Do not carry the pictures over; copy every other part of the entries exactly.

__Input for this task__.
* * *

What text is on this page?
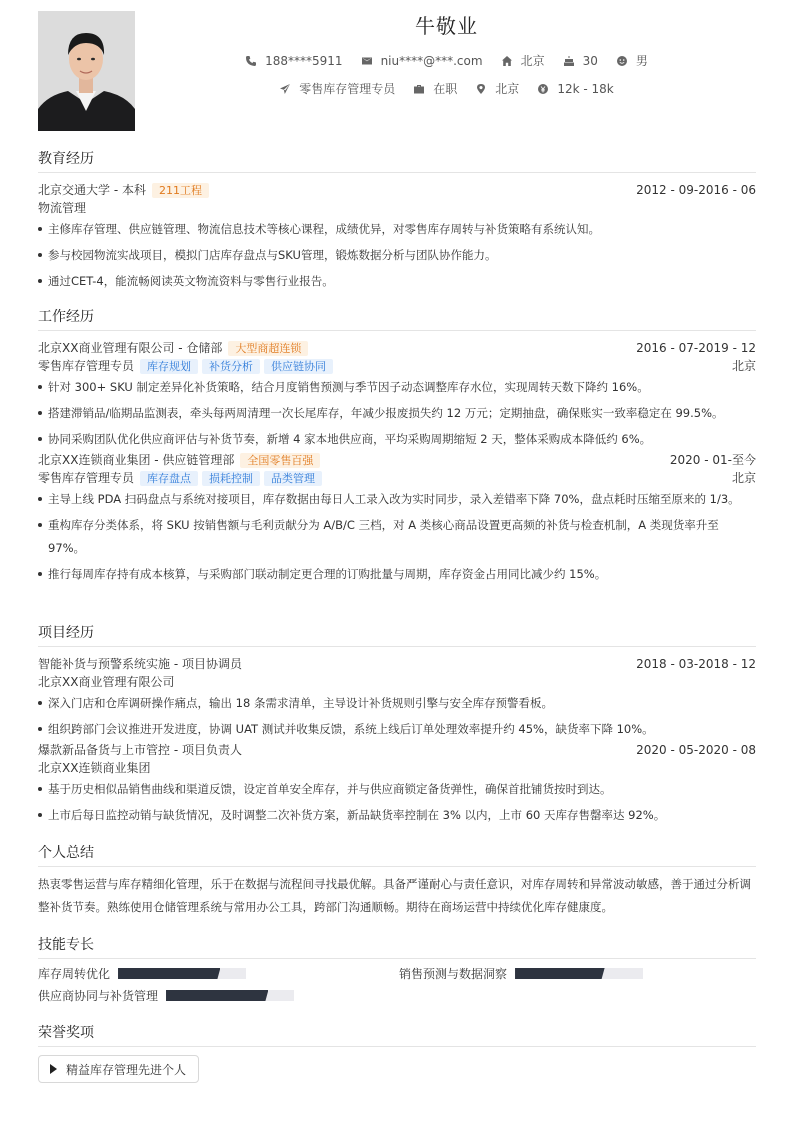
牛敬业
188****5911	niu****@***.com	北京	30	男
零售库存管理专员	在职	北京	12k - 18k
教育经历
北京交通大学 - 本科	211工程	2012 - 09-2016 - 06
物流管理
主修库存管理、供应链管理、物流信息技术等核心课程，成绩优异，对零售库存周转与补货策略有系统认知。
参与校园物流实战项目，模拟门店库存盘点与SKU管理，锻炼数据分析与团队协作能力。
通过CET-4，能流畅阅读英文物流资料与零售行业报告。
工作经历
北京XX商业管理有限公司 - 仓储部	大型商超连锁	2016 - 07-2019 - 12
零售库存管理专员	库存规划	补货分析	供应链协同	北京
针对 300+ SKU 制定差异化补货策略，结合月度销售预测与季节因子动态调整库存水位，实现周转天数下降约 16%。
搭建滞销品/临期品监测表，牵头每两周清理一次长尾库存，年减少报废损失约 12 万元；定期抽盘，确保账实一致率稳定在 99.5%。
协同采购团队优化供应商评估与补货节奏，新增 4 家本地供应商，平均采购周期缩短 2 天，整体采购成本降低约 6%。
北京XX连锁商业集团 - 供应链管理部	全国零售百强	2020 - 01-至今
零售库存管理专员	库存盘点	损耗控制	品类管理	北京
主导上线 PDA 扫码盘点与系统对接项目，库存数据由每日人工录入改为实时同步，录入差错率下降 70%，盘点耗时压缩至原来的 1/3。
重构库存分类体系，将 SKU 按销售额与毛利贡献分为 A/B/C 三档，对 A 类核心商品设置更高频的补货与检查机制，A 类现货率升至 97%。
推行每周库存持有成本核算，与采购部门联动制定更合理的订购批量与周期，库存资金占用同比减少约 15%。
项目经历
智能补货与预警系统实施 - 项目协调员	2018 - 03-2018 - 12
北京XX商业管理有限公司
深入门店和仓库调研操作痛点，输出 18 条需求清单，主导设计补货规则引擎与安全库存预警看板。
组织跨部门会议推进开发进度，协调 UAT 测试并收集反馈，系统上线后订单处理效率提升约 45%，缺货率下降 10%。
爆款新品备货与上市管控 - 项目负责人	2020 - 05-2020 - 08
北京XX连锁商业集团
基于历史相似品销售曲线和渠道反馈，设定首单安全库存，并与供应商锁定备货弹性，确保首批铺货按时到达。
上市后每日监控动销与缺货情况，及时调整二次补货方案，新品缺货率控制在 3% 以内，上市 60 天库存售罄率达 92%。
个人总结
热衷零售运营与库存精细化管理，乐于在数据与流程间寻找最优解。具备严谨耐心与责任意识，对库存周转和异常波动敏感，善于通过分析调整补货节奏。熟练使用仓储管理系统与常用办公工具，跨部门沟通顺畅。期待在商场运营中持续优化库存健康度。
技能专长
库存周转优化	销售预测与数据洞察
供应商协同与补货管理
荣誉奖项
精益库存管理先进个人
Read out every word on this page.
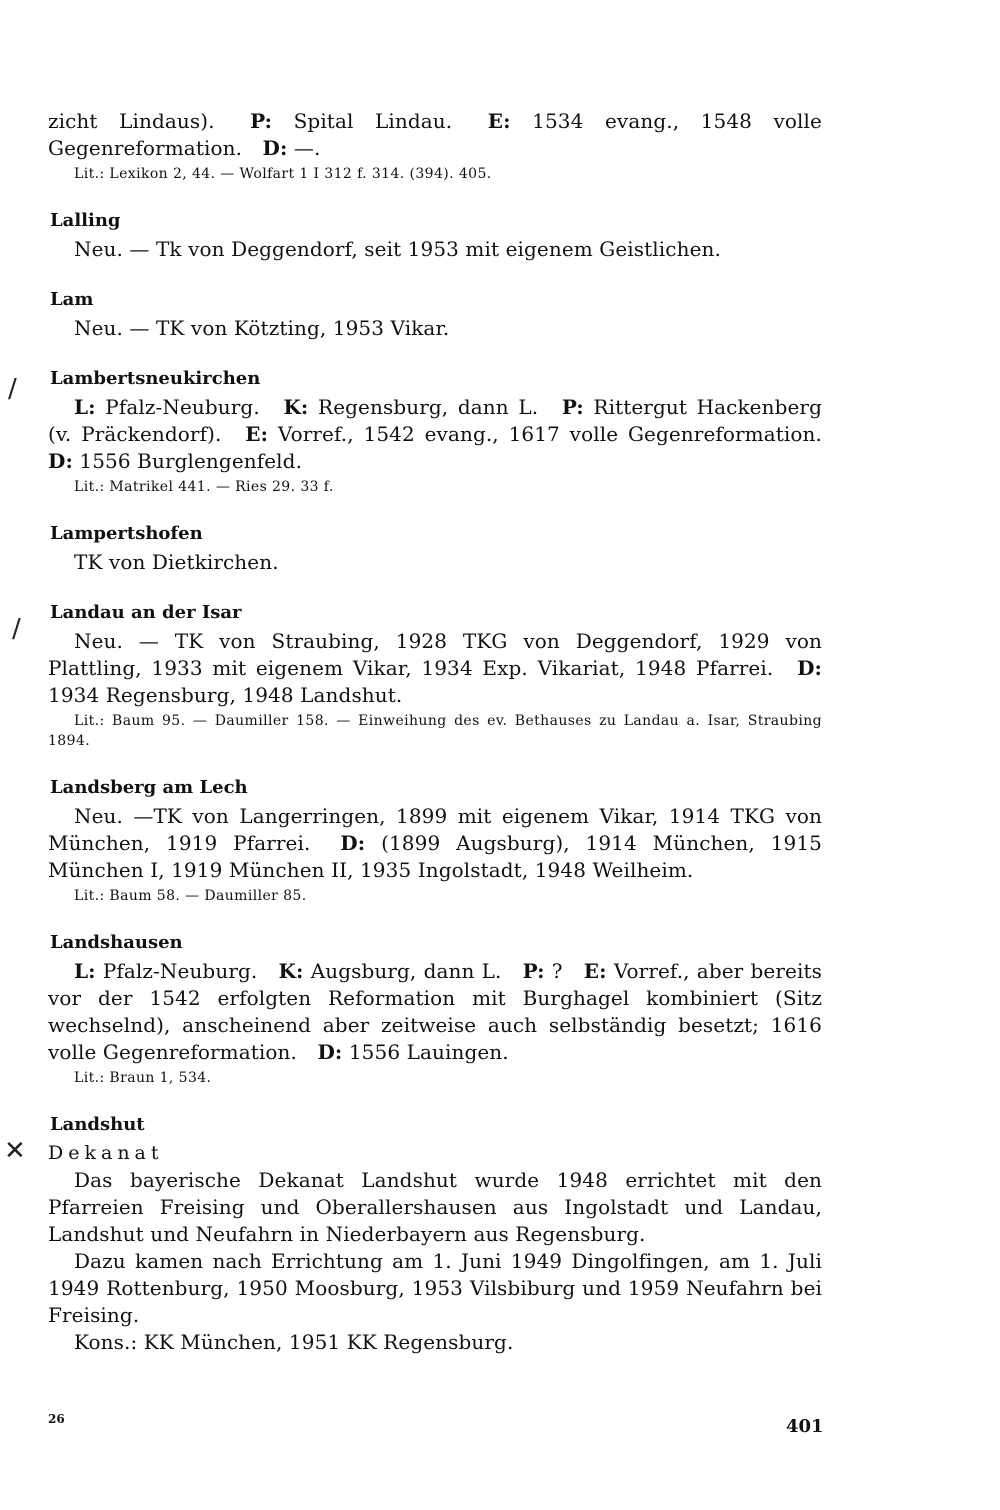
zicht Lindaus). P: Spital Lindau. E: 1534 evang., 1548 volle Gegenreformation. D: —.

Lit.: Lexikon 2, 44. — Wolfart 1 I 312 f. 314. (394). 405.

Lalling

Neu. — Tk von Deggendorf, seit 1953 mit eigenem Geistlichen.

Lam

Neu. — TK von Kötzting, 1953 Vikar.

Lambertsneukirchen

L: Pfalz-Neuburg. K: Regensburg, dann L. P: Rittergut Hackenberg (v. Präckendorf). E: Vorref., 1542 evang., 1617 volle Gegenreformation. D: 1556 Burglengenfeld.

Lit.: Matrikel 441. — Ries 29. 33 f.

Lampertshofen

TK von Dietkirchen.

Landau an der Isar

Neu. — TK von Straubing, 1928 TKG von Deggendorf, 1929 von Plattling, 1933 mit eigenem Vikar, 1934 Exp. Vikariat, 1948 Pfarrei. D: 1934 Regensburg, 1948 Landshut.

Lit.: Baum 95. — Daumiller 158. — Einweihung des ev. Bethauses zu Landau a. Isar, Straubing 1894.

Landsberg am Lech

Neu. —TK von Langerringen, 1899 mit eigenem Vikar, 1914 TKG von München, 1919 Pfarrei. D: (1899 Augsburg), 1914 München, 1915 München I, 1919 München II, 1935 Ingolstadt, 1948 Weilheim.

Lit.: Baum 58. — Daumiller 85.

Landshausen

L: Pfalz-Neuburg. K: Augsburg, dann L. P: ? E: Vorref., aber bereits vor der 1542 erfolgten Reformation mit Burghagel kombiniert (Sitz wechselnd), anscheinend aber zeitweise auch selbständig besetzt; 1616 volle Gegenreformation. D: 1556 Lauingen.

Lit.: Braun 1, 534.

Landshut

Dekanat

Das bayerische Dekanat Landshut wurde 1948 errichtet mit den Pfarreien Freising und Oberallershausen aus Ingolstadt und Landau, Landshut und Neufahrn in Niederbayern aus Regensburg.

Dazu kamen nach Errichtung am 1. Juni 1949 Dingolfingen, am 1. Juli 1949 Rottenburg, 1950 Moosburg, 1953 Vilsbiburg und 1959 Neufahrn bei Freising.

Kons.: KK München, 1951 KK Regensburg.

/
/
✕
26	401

* * *

__Exercise answer__.
What text is on this page?
牛敬业
188****5911	niu****@***.com	北京	30	男
零售库存管理专员	在职	北京	12k - 18k
教育经历
北京交通大学 - 本科	211工程	2012 - 09-2016 - 06
物流管理
主修库存管理、供应链管理、物流信息技术等核心课程，成绩优异，对零售库存周转与补货策略有系统认知。
参与校园物流实战项目，模拟门店库存盘点与SKU管理，锻炼数据分析与团队协作能力。
通过CET-4，能流畅阅读英文物流资料与零售行业报告。
工作经历
北京XX商业管理有限公司 - 仓储部	大型商超连锁	2016 - 07-2019 - 12
零售库存管理专员	库存规划	补货分析	供应链协同	北京
针对 300+ SKU 制定差异化补货策略，结合月度销售预测与季节因子动态调整库存水位，实现周转天数下降约 16%。
搭建滞销品/临期品监测表，牵头每两周清理一次长尾库存，年减少报废损失约 12 万元；定期抽盘，确保账实一致率稳定在 99.5%。
协同采购团队优化供应商评估与补货节奏，新增 4 家本地供应商，平均采购周期缩短 2 天，整体采购成本降低约 6%。
北京XX连锁商业集团 - 供应链管理部	全国零售百强	2020 - 01-至今
零售库存管理专员	库存盘点	损耗控制	品类管理	北京
主导上线 PDA 扫码盘点与系统对接项目，库存数据由每日人工录入改为实时同步，录入差错率下降 70%，盘点耗时压缩至原来的 1/3。
重构库存分类体系，将 SKU 按销售额与毛利贡献分为 A/B/C 三档，对 A 类核心商品设置更高频的补货与检查机制，A 类现货率升至 97%。
推行每周库存持有成本核算，与采购部门联动制定更合理的订购批量与周期，库存资金占用同比减少约 15%。
项目经历
智能补货与预警系统实施 - 项目协调员	2018 - 03-2018 - 12
北京XX商业管理有限公司
深入门店和仓库调研操作痛点，输出 18 条需求清单，主导设计补货规则引擎与安全库存预警看板。
组织跨部门会议推进开发进度，协调 UAT 测试并收集反馈，系统上线后订单处理效率提升约 45%，缺货率下降 10%。
爆款新品备货与上市管控 - 项目负责人	2020 - 05-2020 - 08
北京XX连锁商业集团
基于历史相似品销售曲线和渠道反馈，设定首单安全库存，并与供应商锁定备货弹性，确保首批铺货按时到达。
上市后每日监控动销与缺货情况，及时调整二次补货方案，新品缺货率控制在 3% 以内，上市 60 天库存售罄率达 92%。
个人总结
热衷零售运营与库存精细化管理，乐于在数据与流程间寻找最优解。具备严谨耐心与责任意识，对库存周转和异常波动敏感，善于通过分析调整补货节奏。熟练使用仓储管理系统与常用办公工具，跨部门沟通顺畅。期待在商场运营中持续优化库存健康度。
技能专长
库存周转优化	销售预测与数据洞察
供应商协同与补货管理
荣誉奖项
精益库存管理先进个人
Read out every word on this page.
zicht Lindaus). P: Spital Lindau. E: 1534 evang., 1548 volle Gegenreformation. D: —.

Lit.: Lexikon 2, 44. — Wolfart 1 I 312 f. 314. (394). 405.

Lalling

Neu. — Tk von Deggendorf, seit 1953 mit eigenem Geistlichen.

Lam

Neu. — TK von Kötzting, 1953 Vikar.

Lambertsneukirchen

L: Pfalz-Neuburg. K: Regensburg, dann L. P: Rittergut Hackenberg (v. Präckendorf). E: Vorref., 1542 evang., 1617 volle Gegenreformation. D: 1556 Burglengenfeld.

Lit.: Matrikel 441. — Ries 29. 33 f.

Lampertshofen

TK von Dietkirchen.

Landau an der Isar

Neu. — TK von Straubing, 1928 TKG von Deggendorf, 1929 von Plattling, 1933 mit eigenem Vikar, 1934 Exp. Vikariat, 1948 Pfarrei. D: 1934 Regensburg, 1948 Landshut.

Lit.: Baum 95. — Daumiller 158. — Einweihung des ev. Bethauses zu Landau a. Isar, Straubing 1894.

Landsberg am Lech

Neu. —TK von Langerringen, 1899 mit eigenem Vikar, 1914 TKG von München, 1919 Pfarrei. D: (1899 Augsburg), 1914 München, 1915 München I, 1919 München II, 1935 Ingolstadt, 1948 Weilheim.

Lit.: Baum 58. — Daumiller 85.

Landshausen

L: Pfalz-Neuburg. K: Augsburg, dann L. P: ? E: Vorref., aber bereits vor der 1542 erfolgten Reformation mit Burghagel kombiniert (Sitz wechselnd), anscheinend aber zeitweise auch selbständig besetzt; 1616 volle Gegenreformation. D: 1556 Lauingen.

Lit.: Braun 1, 534.

Landshut

Dekanat

Das bayerische Dekanat Landshut wurde 1948 errichtet mit den Pfarreien Freising und Oberallershausen aus Ingolstadt und Landau, Landshut und Neufahrn in Niederbayern aus Regensburg.

Dazu kamen nach Errichtung am 1. Juni 1949 Dingolfingen, am 1. Juli 1949 Rottenburg, 1950 Moosburg, 1953 Vilsbiburg und 1959 Neufahrn bei Freising.

Kons.: KK München, 1951 KK Regensburg.

/
/
✕
26	401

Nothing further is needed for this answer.